• [Written task]: Change "No unit" to "Unitless" in the data from the line with "220, 279, 221]" up to and including the line with "150, 68, 162]", keeping everything else the same, and give back only those lines.

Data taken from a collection
»»

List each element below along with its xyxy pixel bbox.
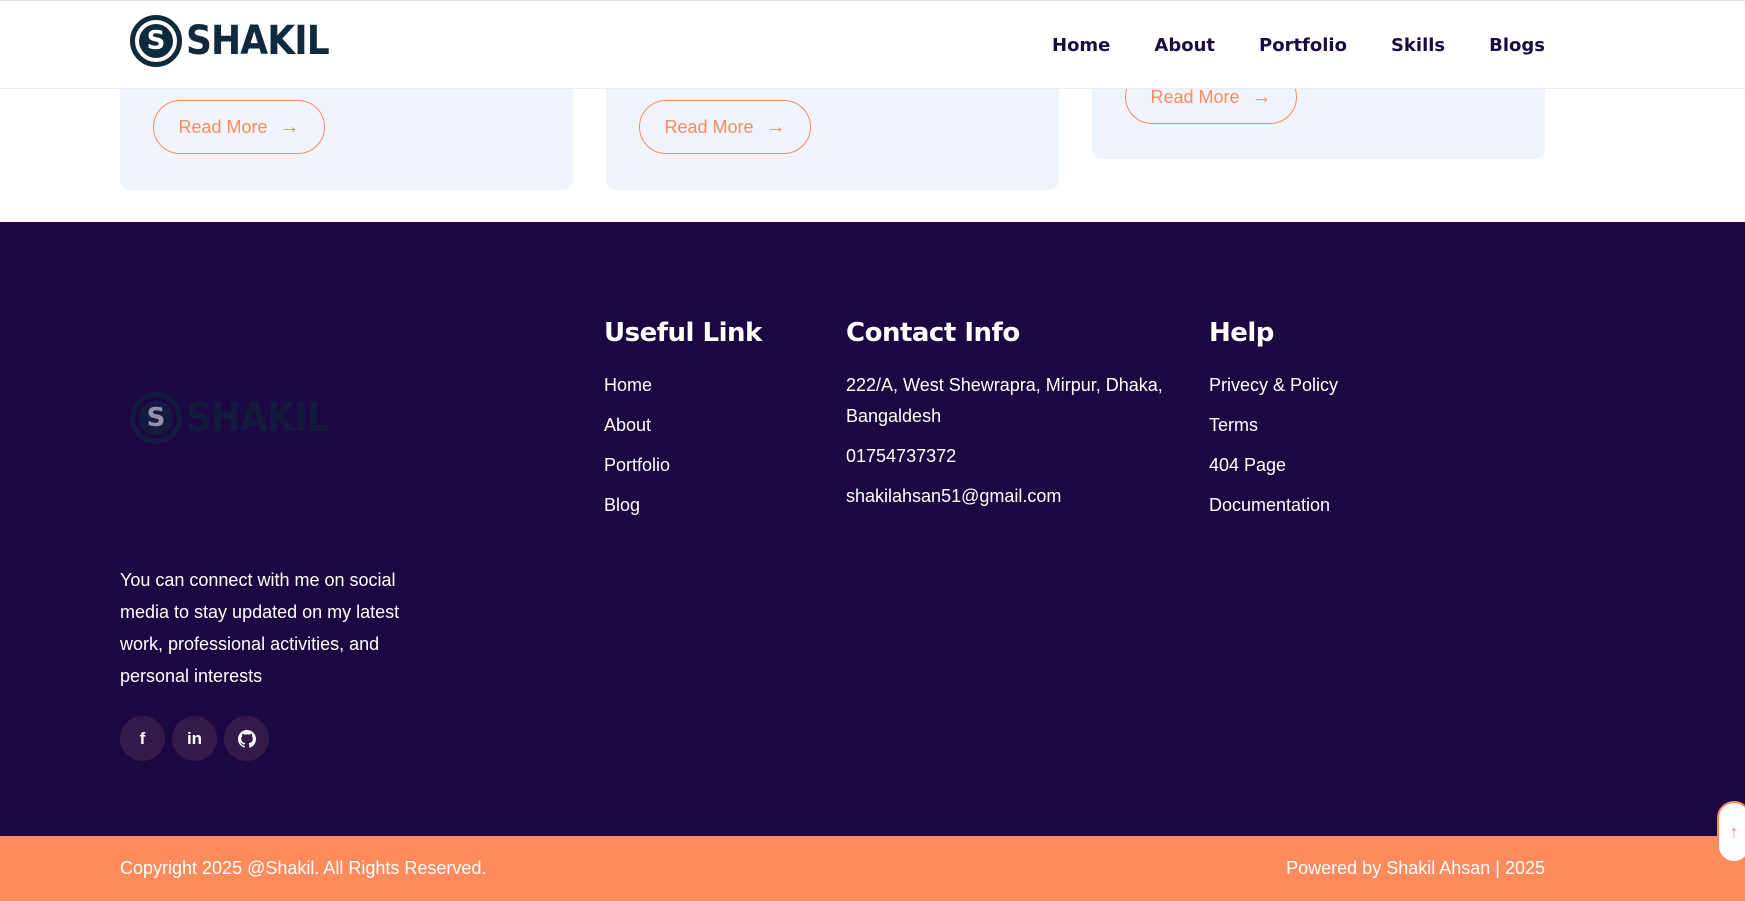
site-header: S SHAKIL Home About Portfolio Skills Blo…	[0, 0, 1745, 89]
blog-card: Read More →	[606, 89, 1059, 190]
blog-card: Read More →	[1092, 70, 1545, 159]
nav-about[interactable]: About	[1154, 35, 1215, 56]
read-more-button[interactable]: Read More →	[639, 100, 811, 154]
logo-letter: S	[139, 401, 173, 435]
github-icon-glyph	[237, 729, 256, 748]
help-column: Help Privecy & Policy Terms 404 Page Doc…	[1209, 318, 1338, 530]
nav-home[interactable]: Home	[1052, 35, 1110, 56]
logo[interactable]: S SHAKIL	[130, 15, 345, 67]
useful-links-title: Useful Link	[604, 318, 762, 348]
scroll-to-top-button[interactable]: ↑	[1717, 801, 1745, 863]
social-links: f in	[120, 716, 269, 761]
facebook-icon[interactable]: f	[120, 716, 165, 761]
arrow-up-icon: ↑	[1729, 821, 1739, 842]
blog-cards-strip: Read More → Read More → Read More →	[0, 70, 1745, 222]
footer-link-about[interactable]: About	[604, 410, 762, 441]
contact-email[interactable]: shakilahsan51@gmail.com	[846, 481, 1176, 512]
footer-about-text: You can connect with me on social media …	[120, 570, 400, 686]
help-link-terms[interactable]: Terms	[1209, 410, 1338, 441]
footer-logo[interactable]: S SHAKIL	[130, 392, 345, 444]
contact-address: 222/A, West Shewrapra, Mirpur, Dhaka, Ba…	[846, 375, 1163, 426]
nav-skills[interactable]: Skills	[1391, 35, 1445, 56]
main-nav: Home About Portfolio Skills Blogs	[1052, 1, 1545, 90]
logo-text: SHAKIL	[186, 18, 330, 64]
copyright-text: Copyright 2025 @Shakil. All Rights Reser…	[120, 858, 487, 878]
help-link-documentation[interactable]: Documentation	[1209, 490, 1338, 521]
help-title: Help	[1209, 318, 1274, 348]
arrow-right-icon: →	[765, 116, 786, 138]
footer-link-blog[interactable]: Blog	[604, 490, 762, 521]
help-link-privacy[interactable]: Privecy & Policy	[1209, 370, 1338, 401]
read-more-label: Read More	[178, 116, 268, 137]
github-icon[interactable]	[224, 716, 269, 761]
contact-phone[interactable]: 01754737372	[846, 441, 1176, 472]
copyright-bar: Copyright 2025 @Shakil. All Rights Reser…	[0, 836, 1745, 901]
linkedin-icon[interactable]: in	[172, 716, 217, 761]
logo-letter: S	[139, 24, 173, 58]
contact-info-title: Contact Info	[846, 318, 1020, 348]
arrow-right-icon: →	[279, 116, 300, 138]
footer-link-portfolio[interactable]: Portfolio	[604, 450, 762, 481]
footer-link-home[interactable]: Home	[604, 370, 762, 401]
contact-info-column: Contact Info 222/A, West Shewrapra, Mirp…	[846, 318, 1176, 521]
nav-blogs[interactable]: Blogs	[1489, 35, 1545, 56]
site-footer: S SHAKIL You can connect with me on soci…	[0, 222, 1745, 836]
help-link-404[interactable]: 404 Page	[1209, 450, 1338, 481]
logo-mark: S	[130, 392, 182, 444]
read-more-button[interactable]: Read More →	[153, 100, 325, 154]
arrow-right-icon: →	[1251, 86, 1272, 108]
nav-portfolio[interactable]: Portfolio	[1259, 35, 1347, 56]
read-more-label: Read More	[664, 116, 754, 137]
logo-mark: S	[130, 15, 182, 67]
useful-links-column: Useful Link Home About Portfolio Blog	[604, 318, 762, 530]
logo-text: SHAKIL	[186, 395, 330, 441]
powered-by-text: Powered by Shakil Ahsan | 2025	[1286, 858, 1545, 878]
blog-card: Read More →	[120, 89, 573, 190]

««
»»

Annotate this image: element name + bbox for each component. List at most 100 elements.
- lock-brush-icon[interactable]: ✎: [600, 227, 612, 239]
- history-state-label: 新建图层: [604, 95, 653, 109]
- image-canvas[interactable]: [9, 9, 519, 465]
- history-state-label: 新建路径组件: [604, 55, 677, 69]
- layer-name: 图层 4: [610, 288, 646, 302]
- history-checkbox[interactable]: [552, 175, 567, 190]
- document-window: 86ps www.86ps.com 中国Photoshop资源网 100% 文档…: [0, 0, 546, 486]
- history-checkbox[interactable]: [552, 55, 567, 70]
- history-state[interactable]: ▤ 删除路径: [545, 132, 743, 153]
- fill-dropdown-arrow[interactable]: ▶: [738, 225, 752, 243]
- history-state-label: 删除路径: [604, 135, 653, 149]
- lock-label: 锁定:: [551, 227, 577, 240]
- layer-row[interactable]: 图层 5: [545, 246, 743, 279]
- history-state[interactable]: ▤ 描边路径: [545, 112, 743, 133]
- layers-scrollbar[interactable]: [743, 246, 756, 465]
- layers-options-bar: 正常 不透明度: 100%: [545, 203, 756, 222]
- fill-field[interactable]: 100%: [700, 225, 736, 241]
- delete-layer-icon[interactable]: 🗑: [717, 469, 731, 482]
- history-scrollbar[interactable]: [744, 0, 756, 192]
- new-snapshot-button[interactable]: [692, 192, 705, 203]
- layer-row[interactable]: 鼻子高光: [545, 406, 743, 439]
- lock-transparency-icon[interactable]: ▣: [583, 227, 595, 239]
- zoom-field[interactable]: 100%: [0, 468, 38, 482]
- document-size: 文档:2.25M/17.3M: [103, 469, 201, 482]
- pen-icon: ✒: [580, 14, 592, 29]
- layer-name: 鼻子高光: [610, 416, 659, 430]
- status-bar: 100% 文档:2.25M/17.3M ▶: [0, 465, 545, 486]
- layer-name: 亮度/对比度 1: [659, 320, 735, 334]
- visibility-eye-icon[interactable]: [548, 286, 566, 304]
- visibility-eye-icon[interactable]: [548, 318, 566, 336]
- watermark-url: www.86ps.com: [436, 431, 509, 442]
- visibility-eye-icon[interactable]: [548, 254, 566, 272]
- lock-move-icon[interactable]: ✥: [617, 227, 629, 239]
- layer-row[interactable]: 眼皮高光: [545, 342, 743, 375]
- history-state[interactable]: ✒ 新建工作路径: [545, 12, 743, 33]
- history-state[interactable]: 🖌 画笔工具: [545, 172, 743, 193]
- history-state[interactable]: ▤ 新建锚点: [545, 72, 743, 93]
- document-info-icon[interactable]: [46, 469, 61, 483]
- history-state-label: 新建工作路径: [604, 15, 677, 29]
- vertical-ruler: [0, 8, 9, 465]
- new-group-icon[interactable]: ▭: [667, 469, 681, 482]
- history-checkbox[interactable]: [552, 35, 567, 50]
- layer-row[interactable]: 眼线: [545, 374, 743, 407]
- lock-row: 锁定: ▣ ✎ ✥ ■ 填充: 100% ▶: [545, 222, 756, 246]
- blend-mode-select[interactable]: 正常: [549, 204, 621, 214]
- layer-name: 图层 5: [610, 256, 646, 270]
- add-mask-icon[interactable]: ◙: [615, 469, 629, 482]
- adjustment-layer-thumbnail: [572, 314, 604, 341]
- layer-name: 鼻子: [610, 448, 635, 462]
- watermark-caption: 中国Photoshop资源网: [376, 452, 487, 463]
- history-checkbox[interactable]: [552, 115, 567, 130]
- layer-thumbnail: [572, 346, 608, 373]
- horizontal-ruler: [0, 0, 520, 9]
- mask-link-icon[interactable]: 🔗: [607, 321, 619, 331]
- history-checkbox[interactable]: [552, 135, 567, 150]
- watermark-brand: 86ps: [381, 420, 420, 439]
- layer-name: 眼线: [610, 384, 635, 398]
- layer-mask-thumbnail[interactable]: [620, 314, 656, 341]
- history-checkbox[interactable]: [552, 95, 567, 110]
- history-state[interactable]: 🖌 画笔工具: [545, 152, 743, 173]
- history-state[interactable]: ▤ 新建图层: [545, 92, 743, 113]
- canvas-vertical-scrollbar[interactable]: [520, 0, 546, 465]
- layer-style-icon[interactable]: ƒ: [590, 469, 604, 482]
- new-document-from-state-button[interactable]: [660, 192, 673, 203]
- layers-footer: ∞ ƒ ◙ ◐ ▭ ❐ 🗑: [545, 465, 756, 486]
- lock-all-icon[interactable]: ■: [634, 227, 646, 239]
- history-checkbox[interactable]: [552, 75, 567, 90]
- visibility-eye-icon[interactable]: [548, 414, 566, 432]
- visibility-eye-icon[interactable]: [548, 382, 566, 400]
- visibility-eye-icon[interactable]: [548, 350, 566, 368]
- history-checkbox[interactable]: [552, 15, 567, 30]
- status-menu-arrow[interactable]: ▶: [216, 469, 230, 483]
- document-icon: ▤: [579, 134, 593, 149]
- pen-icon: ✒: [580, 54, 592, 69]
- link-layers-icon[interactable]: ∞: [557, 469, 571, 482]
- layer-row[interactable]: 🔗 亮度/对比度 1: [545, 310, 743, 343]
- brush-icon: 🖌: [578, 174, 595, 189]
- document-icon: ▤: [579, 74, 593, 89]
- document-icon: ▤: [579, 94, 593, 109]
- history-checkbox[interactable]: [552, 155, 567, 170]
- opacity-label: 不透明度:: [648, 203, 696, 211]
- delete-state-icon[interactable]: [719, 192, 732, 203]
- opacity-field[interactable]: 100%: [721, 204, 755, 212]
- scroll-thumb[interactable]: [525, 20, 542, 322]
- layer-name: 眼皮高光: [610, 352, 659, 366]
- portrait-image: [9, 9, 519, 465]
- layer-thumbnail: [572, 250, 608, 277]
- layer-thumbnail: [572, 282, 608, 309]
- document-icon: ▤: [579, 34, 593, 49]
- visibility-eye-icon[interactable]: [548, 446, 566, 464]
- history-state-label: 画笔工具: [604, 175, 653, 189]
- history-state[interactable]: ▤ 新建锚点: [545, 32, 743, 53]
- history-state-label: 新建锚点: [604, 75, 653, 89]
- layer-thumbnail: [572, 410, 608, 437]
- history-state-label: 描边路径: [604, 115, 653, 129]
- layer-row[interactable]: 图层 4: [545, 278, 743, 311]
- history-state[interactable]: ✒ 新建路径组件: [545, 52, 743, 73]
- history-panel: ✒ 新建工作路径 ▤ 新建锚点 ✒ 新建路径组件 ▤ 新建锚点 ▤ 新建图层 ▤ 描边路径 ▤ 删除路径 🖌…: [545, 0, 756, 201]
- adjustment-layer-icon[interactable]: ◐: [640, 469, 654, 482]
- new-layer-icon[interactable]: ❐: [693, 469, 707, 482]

««
»»

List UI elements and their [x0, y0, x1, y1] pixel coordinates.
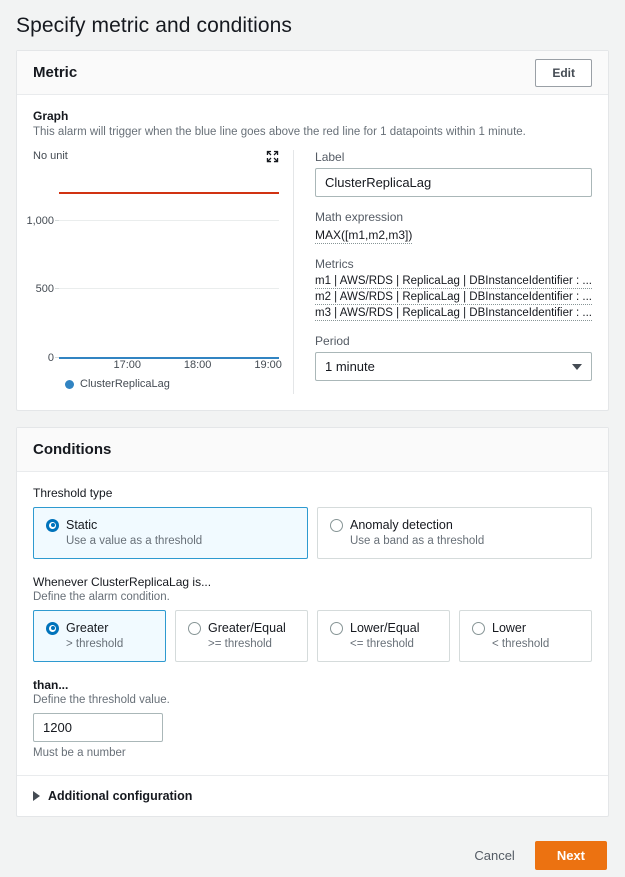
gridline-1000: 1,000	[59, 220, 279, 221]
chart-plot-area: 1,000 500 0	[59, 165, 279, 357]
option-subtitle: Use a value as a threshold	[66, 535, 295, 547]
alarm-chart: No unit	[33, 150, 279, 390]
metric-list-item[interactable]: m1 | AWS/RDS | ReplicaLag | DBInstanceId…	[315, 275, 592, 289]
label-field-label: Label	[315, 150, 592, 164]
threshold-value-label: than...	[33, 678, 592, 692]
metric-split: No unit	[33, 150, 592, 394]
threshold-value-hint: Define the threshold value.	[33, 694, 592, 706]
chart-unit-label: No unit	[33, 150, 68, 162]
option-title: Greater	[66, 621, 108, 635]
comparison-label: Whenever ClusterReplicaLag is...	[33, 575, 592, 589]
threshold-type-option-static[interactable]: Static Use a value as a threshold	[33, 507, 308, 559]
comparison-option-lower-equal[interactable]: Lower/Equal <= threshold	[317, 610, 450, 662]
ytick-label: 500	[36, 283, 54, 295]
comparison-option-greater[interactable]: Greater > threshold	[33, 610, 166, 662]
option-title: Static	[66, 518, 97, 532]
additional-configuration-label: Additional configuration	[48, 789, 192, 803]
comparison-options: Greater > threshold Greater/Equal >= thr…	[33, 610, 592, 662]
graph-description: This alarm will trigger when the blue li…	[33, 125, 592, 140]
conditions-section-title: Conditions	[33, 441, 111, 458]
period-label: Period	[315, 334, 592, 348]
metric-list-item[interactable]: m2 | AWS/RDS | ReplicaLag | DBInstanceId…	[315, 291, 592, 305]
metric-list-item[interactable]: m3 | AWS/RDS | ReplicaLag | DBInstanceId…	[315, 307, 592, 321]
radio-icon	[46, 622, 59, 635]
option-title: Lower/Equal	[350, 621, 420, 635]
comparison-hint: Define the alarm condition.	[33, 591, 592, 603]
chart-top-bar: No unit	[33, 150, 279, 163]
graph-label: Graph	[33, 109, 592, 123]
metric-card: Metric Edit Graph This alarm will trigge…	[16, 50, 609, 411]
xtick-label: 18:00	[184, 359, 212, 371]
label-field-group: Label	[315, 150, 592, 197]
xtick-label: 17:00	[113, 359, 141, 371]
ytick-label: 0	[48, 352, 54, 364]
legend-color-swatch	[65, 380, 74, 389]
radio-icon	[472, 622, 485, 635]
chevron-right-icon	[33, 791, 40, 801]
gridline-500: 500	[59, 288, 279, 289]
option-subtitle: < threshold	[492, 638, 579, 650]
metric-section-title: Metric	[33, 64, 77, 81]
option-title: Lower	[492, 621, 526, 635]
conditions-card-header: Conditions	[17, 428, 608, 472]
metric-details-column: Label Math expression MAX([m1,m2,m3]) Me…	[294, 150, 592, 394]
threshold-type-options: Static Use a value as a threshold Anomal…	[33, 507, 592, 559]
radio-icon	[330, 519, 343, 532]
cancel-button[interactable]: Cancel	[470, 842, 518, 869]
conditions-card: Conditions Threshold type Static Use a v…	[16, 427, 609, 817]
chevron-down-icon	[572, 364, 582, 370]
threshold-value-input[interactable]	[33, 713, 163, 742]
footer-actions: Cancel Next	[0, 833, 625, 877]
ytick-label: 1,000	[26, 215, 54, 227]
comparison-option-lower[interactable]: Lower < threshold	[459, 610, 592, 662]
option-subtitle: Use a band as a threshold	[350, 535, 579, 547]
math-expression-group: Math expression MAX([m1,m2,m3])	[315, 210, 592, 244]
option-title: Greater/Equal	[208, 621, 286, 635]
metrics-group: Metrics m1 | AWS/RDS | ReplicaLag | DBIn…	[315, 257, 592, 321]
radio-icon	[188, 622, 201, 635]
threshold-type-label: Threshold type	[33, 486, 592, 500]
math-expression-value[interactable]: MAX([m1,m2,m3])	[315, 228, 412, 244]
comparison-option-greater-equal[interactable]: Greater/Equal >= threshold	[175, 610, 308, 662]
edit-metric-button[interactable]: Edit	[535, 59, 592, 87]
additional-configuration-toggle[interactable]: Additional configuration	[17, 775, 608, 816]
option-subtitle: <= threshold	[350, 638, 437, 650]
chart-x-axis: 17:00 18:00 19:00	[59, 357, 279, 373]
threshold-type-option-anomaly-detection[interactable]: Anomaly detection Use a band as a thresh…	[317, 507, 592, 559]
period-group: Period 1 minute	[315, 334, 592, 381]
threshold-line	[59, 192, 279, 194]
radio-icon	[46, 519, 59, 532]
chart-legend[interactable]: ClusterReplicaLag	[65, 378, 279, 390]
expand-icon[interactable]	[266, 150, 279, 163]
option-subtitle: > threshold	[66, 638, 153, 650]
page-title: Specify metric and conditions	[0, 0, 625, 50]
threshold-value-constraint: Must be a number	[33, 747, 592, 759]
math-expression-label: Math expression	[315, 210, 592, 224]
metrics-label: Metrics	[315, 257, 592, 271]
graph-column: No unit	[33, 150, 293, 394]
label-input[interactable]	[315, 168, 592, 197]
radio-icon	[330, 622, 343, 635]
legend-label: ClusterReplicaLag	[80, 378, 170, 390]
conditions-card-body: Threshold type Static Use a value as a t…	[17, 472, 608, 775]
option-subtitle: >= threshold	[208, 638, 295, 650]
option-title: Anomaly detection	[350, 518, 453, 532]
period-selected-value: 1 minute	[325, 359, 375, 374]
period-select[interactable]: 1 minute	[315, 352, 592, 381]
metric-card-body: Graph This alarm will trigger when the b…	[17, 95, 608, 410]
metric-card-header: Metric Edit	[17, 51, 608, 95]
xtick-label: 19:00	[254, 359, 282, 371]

««

• [Response to the exercise]:
gridline-1000: 1,000	[59, 220, 279, 221]
chart-plot-area: 1,000 500 0	[59, 165, 279, 357]
option-subtitle: Use a value as a threshold	[66, 535, 295, 547]
alarm-chart: Unitless	[33, 150, 279, 390]
metric-list-item[interactable]: m1 | AWS/RDS | ReplicaLag | DBInstanceId…	[315, 275, 592, 289]
label-field-label: Label	[315, 150, 592, 164]
threshold-value-label: than...	[33, 678, 592, 692]
metric-split: Unitless	[33, 150, 592, 394]
threshold-value-hint: Define the threshold value.	[33, 694, 592, 706]
chart-unit-label: Unitless	[33, 150, 68, 162]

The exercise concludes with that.